BEGIN Passage to read

Announcing the Open-Source SalesLogix .NET Extensions Helper Library

If you're working in the SalesLogix Windows (LAN) client, why not make as most use as possible of a modern development environment, language, and tools? The SalesLogix .NET Extensions feature in the SalesLogix Windows client is one of the best, and likely least used, features in the SalesLogix Windows client development story. A choice bewteen using an out-dated development environment and VBScript, with no possibility of using source control or a true multi-developer experience verses using Visual Studio, with source control, a modern language and framework where the sky is the limit? I'll take the latter any day. Still not convinced? The .NET Extensions Helper library comes to the rescue. This new open source project from Customer FX will make embedding .NET controls in SalesLogix a breeze.


Overview & How To Use

The .NET Extension Helper is a library that will do all the heavy lifting to embed controls in SalesLogix. All you do is have your UserControl inherit from the FX.SalesLogix.NetExtensionsHelper.SalesLogixControl and then use a script class in SalesLogix to load the control and set the record context.

Let's consider a very simple example of a .NET Control on an Account tab. You want to display the current account's contacts in a grid on this tab. Your .NET UserControl code will look something like this:

public partial class UserControl1 : FX.SalesLogix.NetExtensionsHelper.SalesLogixControl
{
    private void UserControl1_SalesLogixRecordChanged(string RecordID)
    {
        using (OleDbConnection conn = new OleDbConnection(this.SlxApplication.ConnectionString))
        {
            conn.Open();
            using (OleDbDataAdapter da = new OleDbDataAdapter(string.Format("select lastname as LastName, firstname as FirstName, type as Type from contact where accountid = '{0}'", RecordID), conn))

END Passage to read
BEGIN Information provided

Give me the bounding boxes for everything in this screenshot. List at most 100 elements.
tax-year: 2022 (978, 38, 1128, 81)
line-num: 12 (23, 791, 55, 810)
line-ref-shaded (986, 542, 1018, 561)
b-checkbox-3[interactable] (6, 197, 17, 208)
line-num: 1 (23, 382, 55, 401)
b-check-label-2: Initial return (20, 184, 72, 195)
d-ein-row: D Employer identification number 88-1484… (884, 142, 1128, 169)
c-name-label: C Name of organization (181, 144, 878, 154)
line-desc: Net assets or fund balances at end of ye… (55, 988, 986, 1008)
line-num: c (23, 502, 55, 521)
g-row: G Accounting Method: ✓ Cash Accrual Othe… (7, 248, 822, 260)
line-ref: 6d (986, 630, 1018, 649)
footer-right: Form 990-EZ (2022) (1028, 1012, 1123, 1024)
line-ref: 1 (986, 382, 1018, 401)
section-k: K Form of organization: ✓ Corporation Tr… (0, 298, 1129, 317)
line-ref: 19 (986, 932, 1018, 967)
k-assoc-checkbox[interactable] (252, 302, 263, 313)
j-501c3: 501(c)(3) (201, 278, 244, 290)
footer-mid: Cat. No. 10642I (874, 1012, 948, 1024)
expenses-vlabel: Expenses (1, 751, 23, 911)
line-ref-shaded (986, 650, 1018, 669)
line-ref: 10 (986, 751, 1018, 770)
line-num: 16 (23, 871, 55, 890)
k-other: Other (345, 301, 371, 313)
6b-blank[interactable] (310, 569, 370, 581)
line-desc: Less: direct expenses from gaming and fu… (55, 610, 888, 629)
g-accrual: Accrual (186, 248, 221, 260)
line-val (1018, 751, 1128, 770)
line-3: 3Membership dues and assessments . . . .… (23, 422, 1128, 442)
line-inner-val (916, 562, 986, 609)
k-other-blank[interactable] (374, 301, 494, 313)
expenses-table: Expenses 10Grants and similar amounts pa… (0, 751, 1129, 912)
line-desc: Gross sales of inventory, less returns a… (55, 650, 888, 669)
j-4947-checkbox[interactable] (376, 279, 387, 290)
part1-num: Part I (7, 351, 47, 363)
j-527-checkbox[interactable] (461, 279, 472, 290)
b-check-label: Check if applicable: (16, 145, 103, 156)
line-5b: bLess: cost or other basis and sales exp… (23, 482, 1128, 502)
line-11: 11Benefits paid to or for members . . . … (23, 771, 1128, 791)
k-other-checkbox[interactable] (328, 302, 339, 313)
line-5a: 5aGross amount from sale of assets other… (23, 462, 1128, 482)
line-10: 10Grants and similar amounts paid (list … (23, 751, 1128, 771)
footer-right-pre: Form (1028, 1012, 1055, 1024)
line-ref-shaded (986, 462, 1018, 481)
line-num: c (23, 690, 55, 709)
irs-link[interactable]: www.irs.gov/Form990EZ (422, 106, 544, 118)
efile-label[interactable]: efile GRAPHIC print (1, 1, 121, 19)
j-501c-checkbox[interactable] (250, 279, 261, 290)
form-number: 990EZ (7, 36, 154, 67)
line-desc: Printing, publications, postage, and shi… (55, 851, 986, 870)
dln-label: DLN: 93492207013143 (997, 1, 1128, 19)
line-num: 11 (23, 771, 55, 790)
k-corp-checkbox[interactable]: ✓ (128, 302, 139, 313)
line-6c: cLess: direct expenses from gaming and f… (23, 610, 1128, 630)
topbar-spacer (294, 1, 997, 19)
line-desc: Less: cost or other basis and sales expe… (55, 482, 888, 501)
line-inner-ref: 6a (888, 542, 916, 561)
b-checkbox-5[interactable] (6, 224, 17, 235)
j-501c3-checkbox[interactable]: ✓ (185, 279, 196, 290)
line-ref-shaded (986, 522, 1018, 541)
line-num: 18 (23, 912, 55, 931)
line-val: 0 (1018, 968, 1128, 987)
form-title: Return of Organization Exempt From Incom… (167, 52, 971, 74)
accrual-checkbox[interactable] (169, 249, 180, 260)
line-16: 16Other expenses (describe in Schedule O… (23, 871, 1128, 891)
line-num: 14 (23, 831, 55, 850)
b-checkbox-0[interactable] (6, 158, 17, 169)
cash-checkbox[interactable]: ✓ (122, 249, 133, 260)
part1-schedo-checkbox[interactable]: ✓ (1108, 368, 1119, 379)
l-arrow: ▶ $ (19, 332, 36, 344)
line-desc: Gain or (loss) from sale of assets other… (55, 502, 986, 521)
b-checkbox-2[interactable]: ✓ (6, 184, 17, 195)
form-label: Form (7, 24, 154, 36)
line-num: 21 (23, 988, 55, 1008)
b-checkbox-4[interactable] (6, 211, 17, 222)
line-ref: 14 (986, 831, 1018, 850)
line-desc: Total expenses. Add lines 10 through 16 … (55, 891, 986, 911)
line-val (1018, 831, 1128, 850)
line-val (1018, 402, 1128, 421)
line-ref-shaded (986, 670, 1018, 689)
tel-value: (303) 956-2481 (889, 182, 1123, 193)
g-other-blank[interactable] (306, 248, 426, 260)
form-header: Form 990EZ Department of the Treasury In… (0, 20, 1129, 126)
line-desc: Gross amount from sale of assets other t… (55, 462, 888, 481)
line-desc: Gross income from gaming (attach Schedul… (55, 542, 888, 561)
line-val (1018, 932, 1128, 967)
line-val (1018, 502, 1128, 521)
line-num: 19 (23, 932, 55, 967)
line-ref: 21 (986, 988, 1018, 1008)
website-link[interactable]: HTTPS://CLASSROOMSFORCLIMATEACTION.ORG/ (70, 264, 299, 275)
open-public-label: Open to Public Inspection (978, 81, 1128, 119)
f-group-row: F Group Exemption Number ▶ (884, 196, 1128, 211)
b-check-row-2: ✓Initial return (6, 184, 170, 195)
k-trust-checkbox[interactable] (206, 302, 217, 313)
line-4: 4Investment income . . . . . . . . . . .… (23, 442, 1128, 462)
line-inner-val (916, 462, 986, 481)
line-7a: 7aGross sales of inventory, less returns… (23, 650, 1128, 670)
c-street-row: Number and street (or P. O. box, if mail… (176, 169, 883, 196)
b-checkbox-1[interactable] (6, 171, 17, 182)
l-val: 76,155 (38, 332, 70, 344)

END Information provided

§ What you will do: Echo the full SalesLogix .NET Extensions Helper announcement word for word. Rely only on the announcement itself for what comes next.

§ Exercise response:
Announcing the Open-Source SalesLogix .NET Extensions Helper Library

If you're working in the SalesLogix Windows (LAN) client, why not make as most use as possible of a modern development environment, language, and tools? The SalesLogix .NET Extensions feature in the SalesLogix Windows client is one of the best, and likely least used, features in the SalesLogix Windows client development story. A choice bewteen using an out-dated development environment and VBScript, with no possibility of using source control or a true multi-developer experience verses using Visual Studio, with source control, a modern language and framework where the sky is the limit? I'll take the latter any day. Still not convinced? The .NET Extensions Helper library comes to the rescue. This new open source project from Customer FX will make embedding .NET controls in SalesLogix a breeze.


Overview & How To Use

The .NET Extension Helper is a library that will do all the heavy lifting to embed controls in SalesLogix. All you do is have your UserControl inherit from the FX.SalesLogix.NetExtensionsHelper.SalesLogixControl and then use a script class in SalesLogix to load the control and set the record context.

Let's consider a very simple example of a .NET Control on an Account tab. You want to display the current account's contacts in a grid on this tab. Your .NET UserControl code will look something like this:

public partial class UserControl1 : FX.SalesLogix.NetExtensionsHelper.SalesLogixControl
{
    private void UserControl1_SalesLogixRecordChanged(string RecordID)
    {
        using (OleDbConnection conn = new OleDbConnection(this.SlxApplication.ConnectionString))
        {
            conn.Open();
            using (OleDbDataAdapter da = new OleDbDataAdapter(string.Format("select lastname as LastName, firstname as FirstName, type as Type from contact where accountid = '{0}'", RecordID), conn))